──────── Listed records

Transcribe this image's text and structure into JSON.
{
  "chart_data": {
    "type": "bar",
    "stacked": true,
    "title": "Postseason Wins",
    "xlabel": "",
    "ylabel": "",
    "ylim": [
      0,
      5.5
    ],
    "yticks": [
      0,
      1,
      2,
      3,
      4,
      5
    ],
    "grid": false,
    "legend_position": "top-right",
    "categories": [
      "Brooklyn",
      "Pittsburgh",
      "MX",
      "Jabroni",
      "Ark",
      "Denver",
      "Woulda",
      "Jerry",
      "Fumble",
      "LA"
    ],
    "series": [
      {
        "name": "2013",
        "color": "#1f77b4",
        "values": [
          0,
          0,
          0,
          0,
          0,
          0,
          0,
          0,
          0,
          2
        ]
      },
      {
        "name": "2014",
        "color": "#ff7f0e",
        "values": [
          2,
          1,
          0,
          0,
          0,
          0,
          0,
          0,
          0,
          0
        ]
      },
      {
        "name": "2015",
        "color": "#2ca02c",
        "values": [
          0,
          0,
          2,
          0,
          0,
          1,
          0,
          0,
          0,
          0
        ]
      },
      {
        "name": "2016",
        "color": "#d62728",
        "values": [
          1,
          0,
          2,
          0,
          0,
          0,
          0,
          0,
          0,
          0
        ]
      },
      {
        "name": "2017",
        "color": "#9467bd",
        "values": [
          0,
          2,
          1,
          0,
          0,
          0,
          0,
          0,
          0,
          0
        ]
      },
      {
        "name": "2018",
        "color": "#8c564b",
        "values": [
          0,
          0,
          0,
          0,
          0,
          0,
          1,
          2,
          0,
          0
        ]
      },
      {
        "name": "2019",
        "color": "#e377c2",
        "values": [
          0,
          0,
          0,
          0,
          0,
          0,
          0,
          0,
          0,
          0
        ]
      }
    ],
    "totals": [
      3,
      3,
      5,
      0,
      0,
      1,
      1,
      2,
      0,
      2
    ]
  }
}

────────────────

■ Work instructions:
Write the material out again in its entirety, exactly as shown.

■ Complete response:
Transcribe this image's text and structure into JSON.
{
  "chart_data": {
    "type": "bar",
    "stacked": true,
    "title": "Postseason Wins",
    "xlabel": "",
    "ylabel": "",
    "ylim": [
      0,
      5.5
    ],
    "yticks": [
      0,
      1,
      2,
      3,
      4,
      5
    ],
    "grid": false,
    "legend_position": "top-right",
    "categories": [
      "Brooklyn",
      "Pittsburgh",
      "MX",
      "Jabroni",
      "Ark",
      "Denver",
      "Woulda",
      "Jerry",
      "Fumble",
      "LA"
    ],
    "series": [
      {
        "name": "2013",
        "color": "#1f77b4",
        "values": [
          0,
          0,
          0,
          0,
          0,
          0,
          0,
          0,
          0,
          2
        ]
      },
      {
        "name": "2014",
        "color": "#ff7f0e",
        "values": [
          2,
          1,
          0,
          0,
          0,
          0,
          0,
          0,
          0,
          0
        ]
      },
      {
        "name": "2015",
        "color": "#2ca02c",
        "values": [
          0,
          0,
          2,
          0,
          0,
          1,
          0,
          0,
          0,
          0
        ]
      },
      {
        "name": "2016",
        "color": "#d62728",
        "values": [
          1,
          0,
          2,
          0,
          0,
          0,
          0,
          0,
          0,
          0
        ]
      },
      {
        "name": "2017",
        "color": "#9467bd",
        "values": [
          0,
          2,
          1,
          0,
          0,
          0,
          0,
          0,
          0,
          0
        ]
      },
      {
        "name": "2018",
        "color": "#8c564b",
        "values": [
          0,
          0,
          0,
          0,
          0,
          0,
          1,
          2,
          0,
          0
        ]
      },
      {
        "name": "2019",
        "color": "#e377c2",
        "values": [
          0,
          0,
          0,
          0,
          0,
          0,
          0,
          0,
          0,
          0
        ]
      }
    ],
    "totals": [
      3,
      3,
      5,
      0,
      0,
      1,
      1,
      2,
      0,
      2
    ]
  }
}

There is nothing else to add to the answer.